[Saved entries]
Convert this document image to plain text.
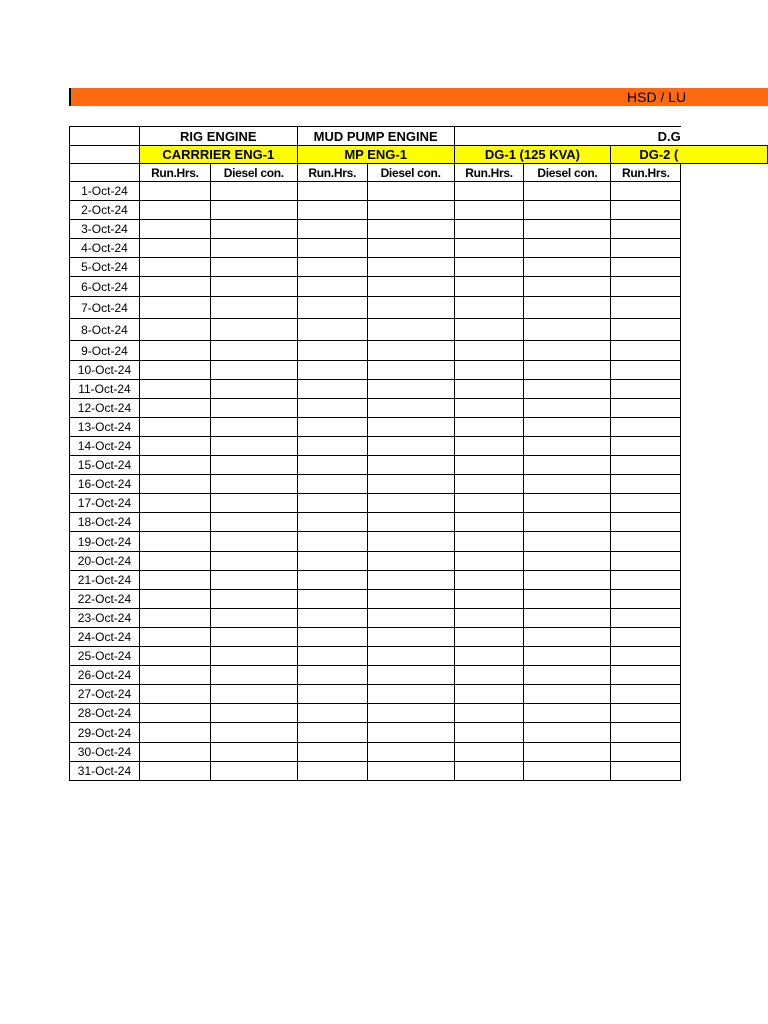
HSD / LU
	RIG ENGINE		MUD PUMP ENGINE		D.G			
	CARRRIER ENG-1		MP ENG-1		DG-1 (125 KVA)		DG-2 (	
	Run.Hrs.	Diesel con.	Run.Hrs.	Diesel con.	Run.Hrs.	Diesel con.	Run.Hrs.	
1-Oct-24								
2-Oct-24								
3-Oct-24								
4-Oct-24								
5-Oct-24								
6-Oct-24								
7-Oct-24								
8-Oct-24								
9-Oct-24								
10-Oct-24								
11-Oct-24								
12-Oct-24								
13-Oct-24								
14-Oct-24								
15-Oct-24								
16-Oct-24								
17-Oct-24								
18-Oct-24								
19-Oct-24								
20-Oct-24								
21-Oct-24								
22-Oct-24								
23-Oct-24								
24-Oct-24								
25-Oct-24								
26-Oct-24								
27-Oct-24								
28-Oct-24								
29-Oct-24								
30-Oct-24								
31-Oct-24								
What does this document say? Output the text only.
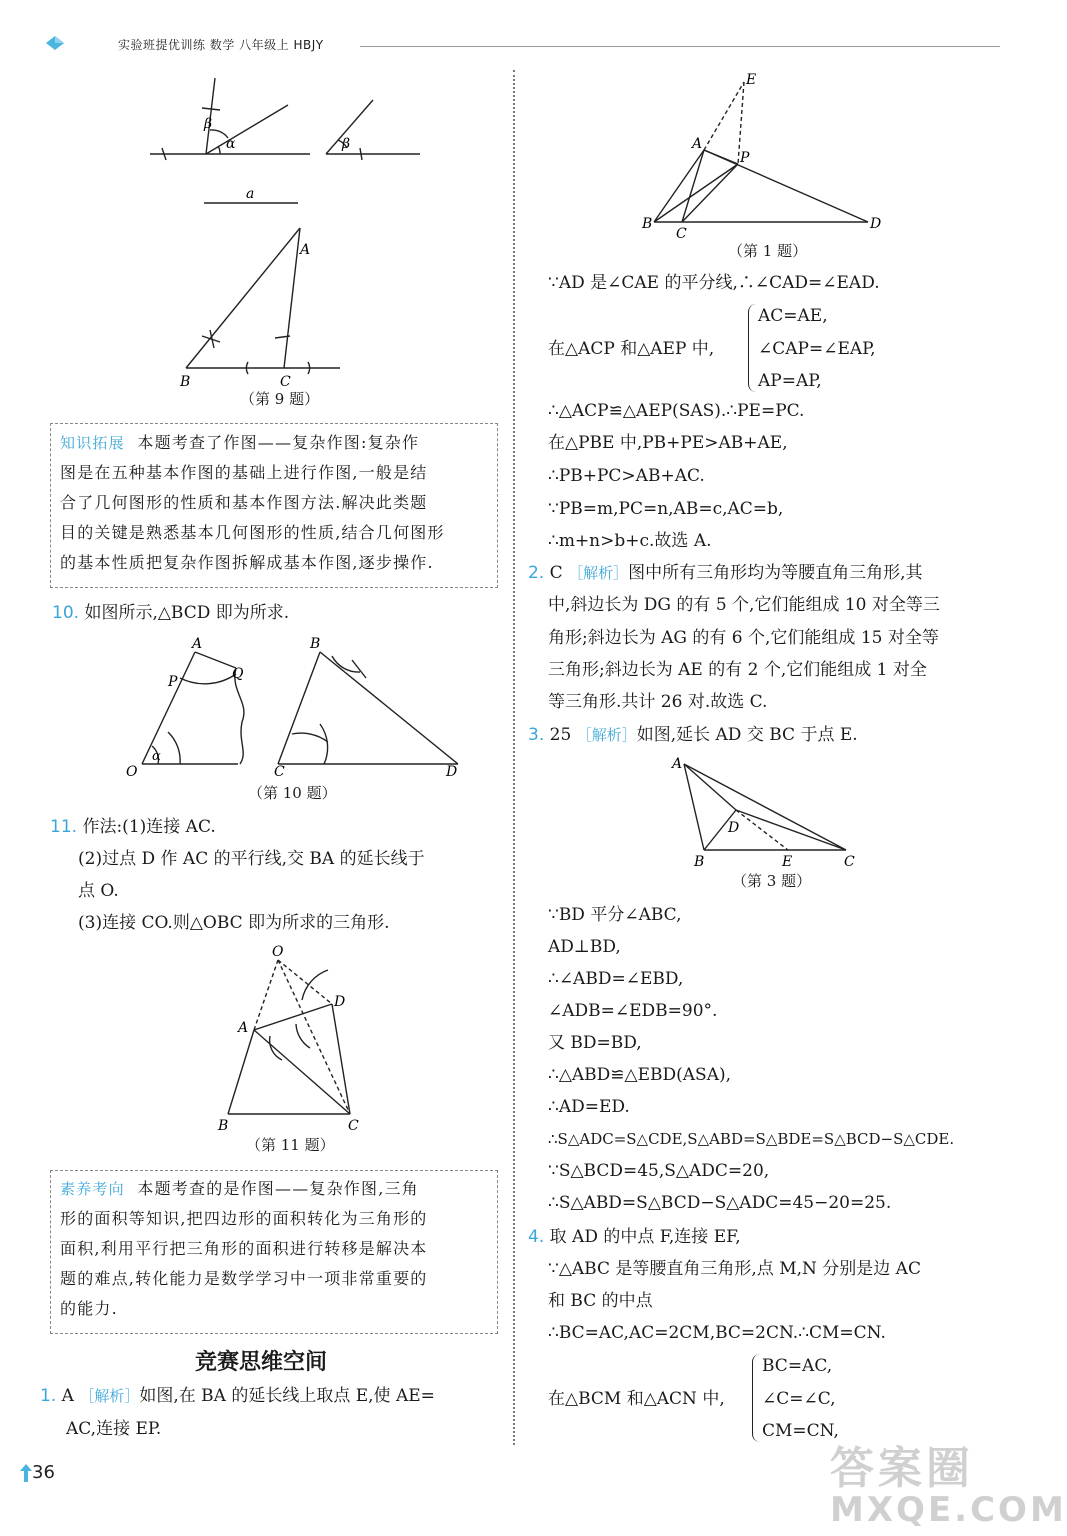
实验班提优训练 数学 八年级上 HBJY
β
α	β
a
A
B	C
（第 9 题）
知识拓展 本题考查了作图——复杂作图:复杂作
图是在五种基本作图的基础上进行作图,一般是结
合了几何图形的性质和基本作图方法.解决此类题
目的关键是熟悉基本几何图形的性质,结合几何图形
的基本性质把复杂作图拆解成基本作图,逐步操作.
10. 如图所示,△BCD 即为所求.
A
P	Q
O
α
B
C	D
（第 10 题）
11. 作法:(1)连接 AC.
(2)过点 D 作 AC 的平行线,交 BA 的延长线于
点 O.
(3)连接 CO.则△OBC 即为所求的三角形.
O
D
A
B	C
（第 11 题）
素养考向 本题考查的是作图——复杂作图,三角
形的面积等知识,把四边形的面积转化为三角形的
面积,利用平行把三角形的面积进行转移是解决本
题的难点,转化能力是数学学习中一项非常重要的
的能力.
竞赛思维空间
1. A ［解析］如图,在 BA 的延长线上取点 E,使 AE=
AC,连接 EP.
E
A
P
B
C
D
（第 1 题）
∵AD 是∠CAE 的平分线,∴∠CAD=∠EAD.
在△ACP 和△AEP 中,
AC=AE,
∠CAP=∠EAP,
AP=AP,
∴△ACP≌△AEP(SAS).∴PE=PC.
在△PBE 中,PB+PE>AB+AE,
∴PB+PC>AB+AC.
∵PB=m,PC=n,AB=c,AC=b,
∴m+n>b+c.故选 A.
2. C ［解析］图中所有三角形均为等腰直角三角形,其
中,斜边长为 DG 的有 5 个,它们能组成 10 对全等三
角形;斜边长为 AG 的有 6 个,它们能组成 15 对全等
三角形;斜边长为 AE 的有 2 个,它们能组成 1 对全
等三角形.共计 26 对.故选 C.
3. 25 ［解析］如图,延长 AD 交 BC 于点 E.
A
D
B	E	C
（第 3 题）
∵BD 平分∠ABC,
AD⊥BD,
∴∠ABD=∠EBD,
∠ADB=∠EDB=90°.
又 BD=BD,
∴△ABD≌△EBD(ASA),
∴AD=ED.
∴S△ADC=S△CDE,S△ABD=S△BDE=S△BCD−S△CDE.
∵S△BCD=45,S△ADC=20,
∴S△ABD=S△BCD−S△ADC=45−20=25.
4. 取 AD 的中点 F,连接 EF,
∵△ABC 是等腰直角三角形,点 M,N 分别是边 AC
和 BC 的中点
∴BC=AC,AC=2CM,BC=2CN.∴CM=CN.
在△BCM 和△ACN 中,
BC=AC,
∠C=∠C,
CM=CN,
36	答案圈
MXQE.COM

■ AIM
Leaving all pictures aside, quote each record exactly.

■ ANSWER TO THE EXERCISE
Convert this document image to plain text.
HSD / LU
	RIG ENGINE		MUD PUMP ENGINE		D.G			
	CARRRIER ENG-1		MP ENG-1		DG-1 (125 KVA)		DG-2 (	
	Run.Hrs.	Diesel con.	Run.Hrs.	Diesel con.	Run.Hrs.	Diesel con.	Run.Hrs.	
1-Oct-24								
2-Oct-24								
3-Oct-24								
4-Oct-24								
5-Oct-24								
6-Oct-24								
7-Oct-24								
8-Oct-24								
9-Oct-24								
10-Oct-24								
11-Oct-24								
12-Oct-24								
13-Oct-24								
14-Oct-24								
15-Oct-24								
16-Oct-24								
17-Oct-24								
18-Oct-24								
19-Oct-24								
20-Oct-24								
21-Oct-24								
22-Oct-24								
23-Oct-24								
24-Oct-24								
25-Oct-24								
26-Oct-24								
27-Oct-24								
28-Oct-24								
29-Oct-24								
30-Oct-24								
31-Oct-24								
What does this document say? Output the text only.
实验班提优训练 数学 八年级上 HBJY
β
α	β
a
A
B	C
（第 9 题）
知识拓展 本题考查了作图——复杂作图:复杂作
图是在五种基本作图的基础上进行作图,一般是结
合了几何图形的性质和基本作图方法.解决此类题
目的关键是熟悉基本几何图形的性质,结合几何图形
的基本性质把复杂作图拆解成基本作图,逐步操作.
10. 如图所示,△BCD 即为所求.
A
P	Q
O
α
B
C	D
（第 10 题）
11. 作法:(1)连接 AC.
(2)过点 D 作 AC 的平行线,交 BA 的延长线于
点 O.
(3)连接 CO.则△OBC 即为所求的三角形.
O
D
A
B	C
（第 11 题）
素养考向 本题考查的是作图——复杂作图,三角
形的面积等知识,把四边形的面积转化为三角形的
面积,利用平行把三角形的面积进行转移是解决本
题的难点,转化能力是数学学习中一项非常重要的
的能力.
竞赛思维空间
1. A ［解析］如图,在 BA 的延长线上取点 E,使 AE=
AC,连接 EP.
E
A
P
B
C
D
（第 1 题）
∵AD 是∠CAE 的平分线,∴∠CAD=∠EAD.
在△ACP 和△AEP 中,
AC=AE,
∠CAP=∠EAP,
AP=AP,
∴△ACP≌△AEP(SAS).∴PE=PC.
在△PBE 中,PB+PE>AB+AE,
∴PB+PC>AB+AC.
∵PB=m,PC=n,AB=c,AC=b,
∴m+n>b+c.故选 A.
2. C ［解析］图中所有三角形均为等腰直角三角形,其
中,斜边长为 DG 的有 5 个,它们能组成 10 对全等三
角形;斜边长为 AG 的有 6 个,它们能组成 15 对全等
三角形;斜边长为 AE 的有 2 个,它们能组成 1 对全
等三角形.共计 26 对.故选 C.
3. 25 ［解析］如图,延长 AD 交 BC 于点 E.
A
D
B	E	C
（第 3 题）
∵BD 平分∠ABC,
AD⊥BD,
∴∠ABD=∠EBD,
∠ADB=∠EDB=90°.
又 BD=BD,
∴△ABD≌△EBD(ASA),
∴AD=ED.
∴S△ADC=S△CDE,S△ABD=S△BDE=S△BCD−S△CDE.
∵S△BCD=45,S△ADC=20,
∴S△ABD=S△BCD−S△ADC=45−20=25.
4. 取 AD 的中点 F,连接 EF,
∵△ABC 是等腰直角三角形,点 M,N 分别是边 AC
和 BC 的中点
∴BC=AC,AC=2CM,BC=2CN.∴CM=CN.
在△BCM 和△ACN 中,
BC=AC,
∠C=∠C,
CM=CN,
36	答案圈
MXQE.COM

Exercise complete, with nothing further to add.